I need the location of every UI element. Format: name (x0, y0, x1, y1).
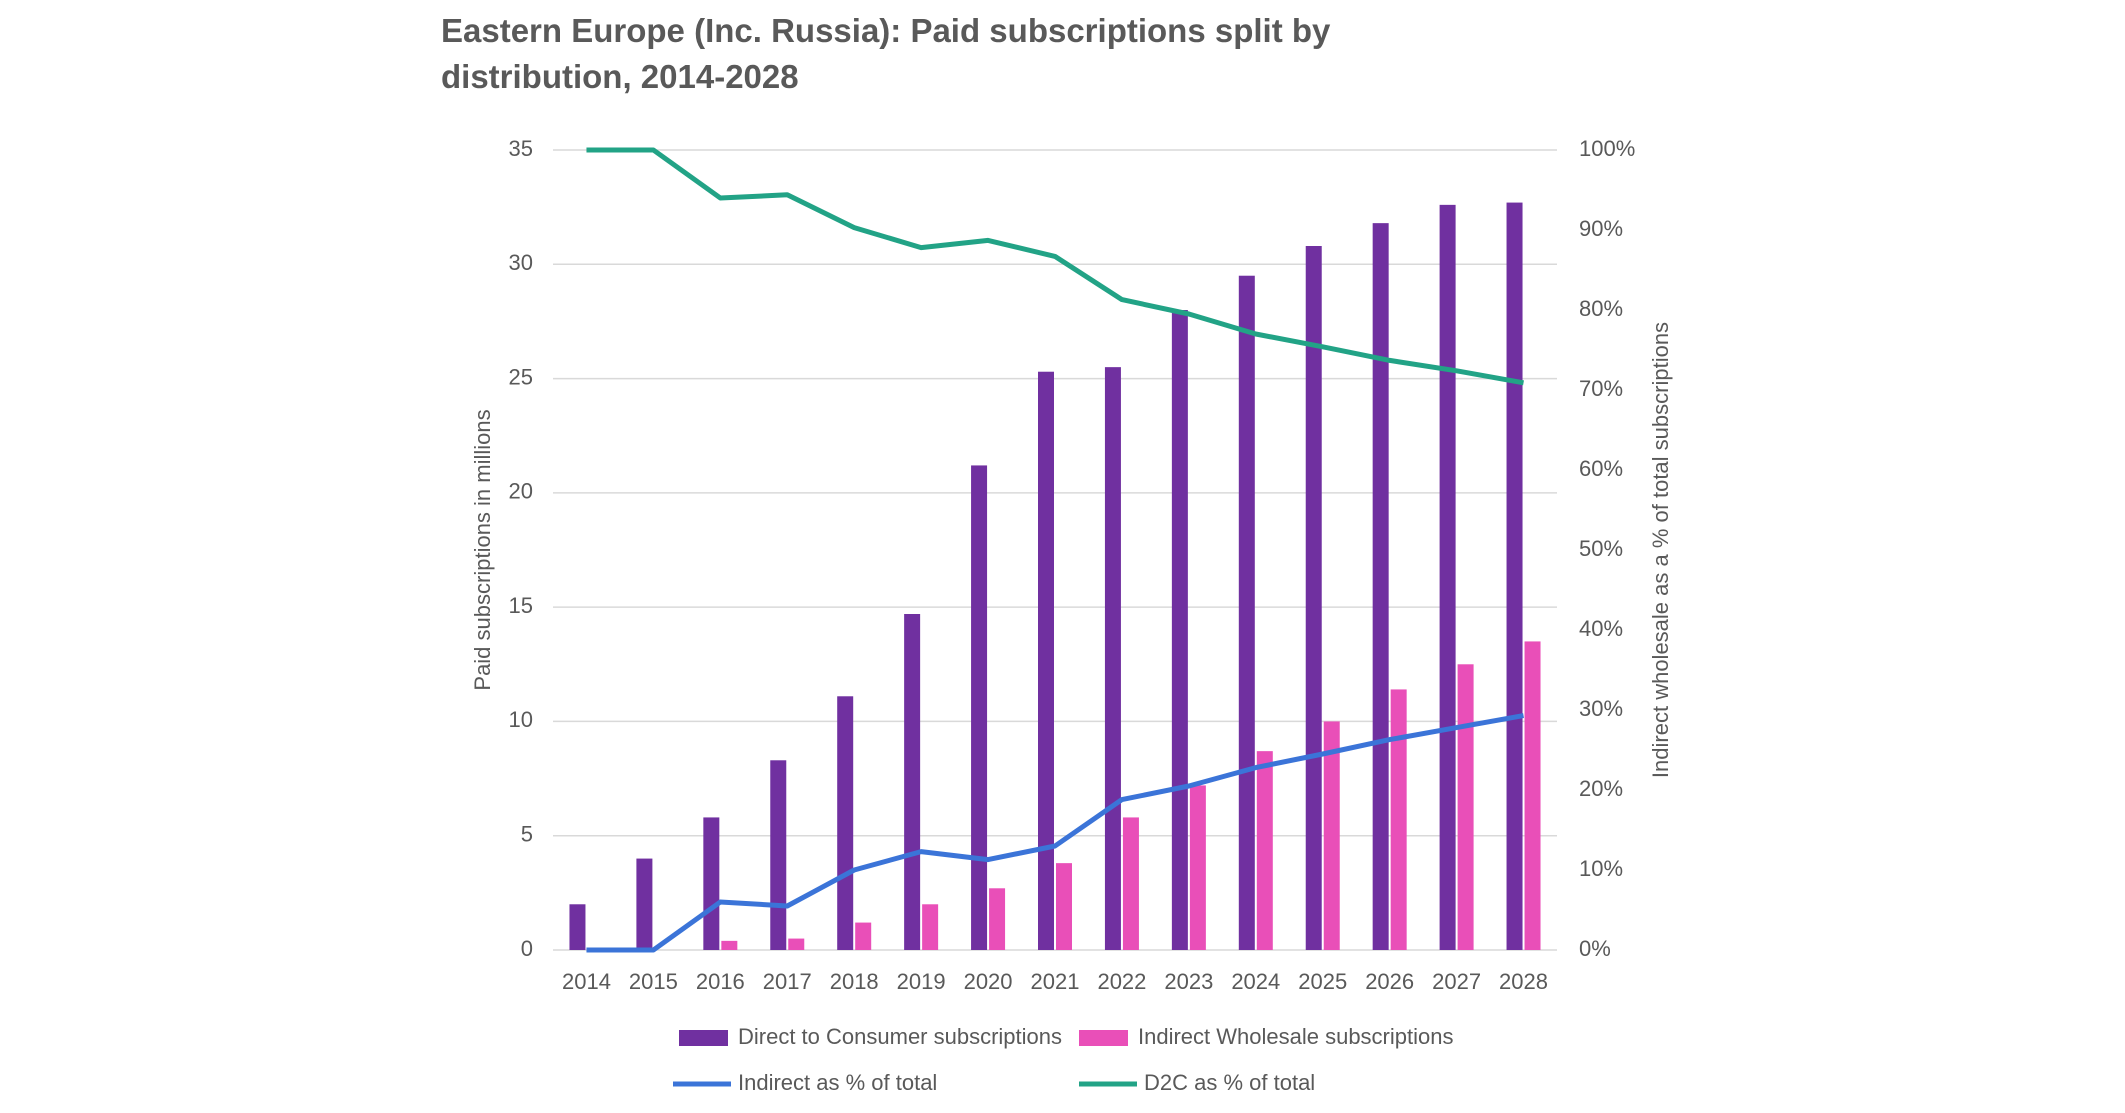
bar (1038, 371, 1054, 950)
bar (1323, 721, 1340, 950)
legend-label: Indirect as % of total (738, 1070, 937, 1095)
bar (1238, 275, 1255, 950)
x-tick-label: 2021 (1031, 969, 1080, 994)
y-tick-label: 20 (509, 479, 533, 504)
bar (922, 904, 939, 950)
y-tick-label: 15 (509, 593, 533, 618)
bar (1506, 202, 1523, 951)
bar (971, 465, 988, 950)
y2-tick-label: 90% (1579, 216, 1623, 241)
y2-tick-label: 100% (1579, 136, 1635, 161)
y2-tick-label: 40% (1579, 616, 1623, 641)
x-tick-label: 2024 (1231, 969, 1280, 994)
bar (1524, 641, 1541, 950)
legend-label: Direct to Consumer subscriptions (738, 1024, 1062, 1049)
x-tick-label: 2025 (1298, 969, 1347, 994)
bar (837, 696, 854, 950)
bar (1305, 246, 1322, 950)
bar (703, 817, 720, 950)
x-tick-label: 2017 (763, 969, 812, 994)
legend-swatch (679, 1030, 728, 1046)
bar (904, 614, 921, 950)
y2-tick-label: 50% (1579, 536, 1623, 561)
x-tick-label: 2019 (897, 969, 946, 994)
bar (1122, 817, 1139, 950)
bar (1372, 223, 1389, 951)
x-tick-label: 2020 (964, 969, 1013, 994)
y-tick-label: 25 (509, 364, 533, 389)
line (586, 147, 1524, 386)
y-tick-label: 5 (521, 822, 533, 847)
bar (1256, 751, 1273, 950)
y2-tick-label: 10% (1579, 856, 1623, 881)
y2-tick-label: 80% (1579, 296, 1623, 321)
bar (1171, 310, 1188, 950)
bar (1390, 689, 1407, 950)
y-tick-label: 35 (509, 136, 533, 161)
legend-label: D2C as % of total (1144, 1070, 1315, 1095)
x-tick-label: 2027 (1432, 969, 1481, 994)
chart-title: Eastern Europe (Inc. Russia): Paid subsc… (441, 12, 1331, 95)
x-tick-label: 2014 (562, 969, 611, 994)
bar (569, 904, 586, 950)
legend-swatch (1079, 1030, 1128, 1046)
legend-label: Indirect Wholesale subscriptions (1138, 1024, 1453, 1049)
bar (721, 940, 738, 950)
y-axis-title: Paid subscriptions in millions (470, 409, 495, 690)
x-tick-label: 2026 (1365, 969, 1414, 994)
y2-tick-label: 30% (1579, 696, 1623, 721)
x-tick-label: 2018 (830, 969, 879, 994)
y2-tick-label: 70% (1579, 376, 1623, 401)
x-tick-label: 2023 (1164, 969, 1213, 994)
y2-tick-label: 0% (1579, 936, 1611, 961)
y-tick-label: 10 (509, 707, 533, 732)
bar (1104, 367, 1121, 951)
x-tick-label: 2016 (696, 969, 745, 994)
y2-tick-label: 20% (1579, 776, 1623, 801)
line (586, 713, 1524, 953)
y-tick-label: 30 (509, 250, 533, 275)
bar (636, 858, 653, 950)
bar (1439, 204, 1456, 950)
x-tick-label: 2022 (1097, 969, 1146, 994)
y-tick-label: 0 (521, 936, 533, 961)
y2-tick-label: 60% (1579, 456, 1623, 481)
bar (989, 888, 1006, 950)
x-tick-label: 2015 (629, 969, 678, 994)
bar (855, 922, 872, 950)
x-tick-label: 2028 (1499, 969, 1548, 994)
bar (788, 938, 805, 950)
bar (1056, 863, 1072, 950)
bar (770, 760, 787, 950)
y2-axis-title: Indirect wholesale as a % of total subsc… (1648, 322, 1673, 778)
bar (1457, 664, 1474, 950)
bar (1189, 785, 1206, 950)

- **Objective**
Extract every row above verbatim, one per line, and leave out the picture.

- **Exercise result**
I need the location of every UI element. Format: name (x0, y0, x1, y1).
bar (1038, 371, 1054, 950)
bar (1323, 721, 1340, 950)
legend-label: Indirect as % of total (738, 1070, 937, 1095)
bar (1238, 275, 1255, 950)
x-tick-label: 2021 (1031, 969, 1080, 994)
y-tick-label: 20 (509, 479, 533, 504)
bar (922, 904, 939, 950)
y-tick-label: 15 (509, 593, 533, 618)
bar (1506, 202, 1523, 951)
bar (971, 465, 988, 950)
y2-tick-label: 90% (1579, 216, 1623, 241)
y2-tick-label: 100% (1579, 136, 1635, 161)
y2-tick-label: 40% (1579, 616, 1623, 641)
x-tick-label: 2024 (1231, 969, 1280, 994)
bar (1524, 641, 1541, 950)
legend-label: Direct to Consumer subscriptions (738, 1024, 1062, 1049)
x-tick-label: 2025 (1298, 969, 1347, 994)
bar (837, 696, 854, 950)
bar (1305, 246, 1322, 950)
bar (703, 817, 720, 950)
x-tick-label: 2017 (763, 969, 812, 994)
legend-swatch (679, 1030, 728, 1046)
bar (904, 614, 921, 950)
y2-tick-label: 50% (1579, 536, 1623, 561)
x-tick-label: 2019 (897, 969, 946, 994)
bar (1122, 817, 1139, 950)
bar (1372, 223, 1389, 951)
x-tick-label: 2020 (964, 969, 1013, 994)
y-tick-label: 25 (509, 364, 533, 389)
line (586, 147, 1524, 386)
y-tick-label: 5 (521, 822, 533, 847)
bar (1256, 751, 1273, 950)
y2-tick-label: 10% (1579, 856, 1623, 881)
y2-tick-label: 80% (1579, 296, 1623, 321)
bar (1171, 310, 1188, 950)
bar (1390, 689, 1407, 950)
y-tick-label: 35 (509, 136, 533, 161)
legend-label: D2C as % of total (1144, 1070, 1315, 1095)
x-tick-label: 2027 (1432, 969, 1481, 994)
chart-title: Eastern Europe (Inc. Russia): Paid subsc… (441, 12, 1331, 95)
x-tick-label: 2014 (562, 969, 611, 994)
bar (569, 904, 586, 950)
legend-swatch (1079, 1030, 1128, 1046)
legend-label: Indirect Wholesale subscriptions (1138, 1024, 1453, 1049)
bar (721, 940, 738, 950)
y-axis-title: Paid subscriptions in millions (470, 409, 495, 690)
x-tick-label: 2026 (1365, 969, 1414, 994)
y2-tick-label: 30% (1579, 696, 1623, 721)
x-tick-label: 2018 (830, 969, 879, 994)
y2-tick-label: 70% (1579, 376, 1623, 401)
x-tick-label: 2023 (1164, 969, 1213, 994)
y2-tick-label: 0% (1579, 936, 1611, 961)
y-tick-label: 10 (509, 707, 533, 732)
bar (1104, 367, 1121, 951)
x-tick-label: 2016 (696, 969, 745, 994)
y2-tick-label: 20% (1579, 776, 1623, 801)
line (586, 713, 1524, 953)
y-tick-label: 30 (509, 250, 533, 275)
bar (636, 858, 653, 950)
bar (1439, 204, 1456, 950)
x-tick-label: 2022 (1097, 969, 1146, 994)
y-tick-label: 0 (521, 936, 533, 961)
y2-tick-label: 60% (1579, 456, 1623, 481)
bar (989, 888, 1006, 950)
x-tick-label: 2015 (629, 969, 678, 994)
bar (855, 922, 872, 950)
x-tick-label: 2028 (1499, 969, 1548, 994)
bar (788, 938, 805, 950)
bar (1056, 863, 1072, 950)
bar (770, 760, 787, 950)
y2-axis-title: Indirect wholesale as a % of total subsc… (1648, 322, 1673, 778)
bar (1457, 664, 1474, 950)
bar (1189, 785, 1206, 950)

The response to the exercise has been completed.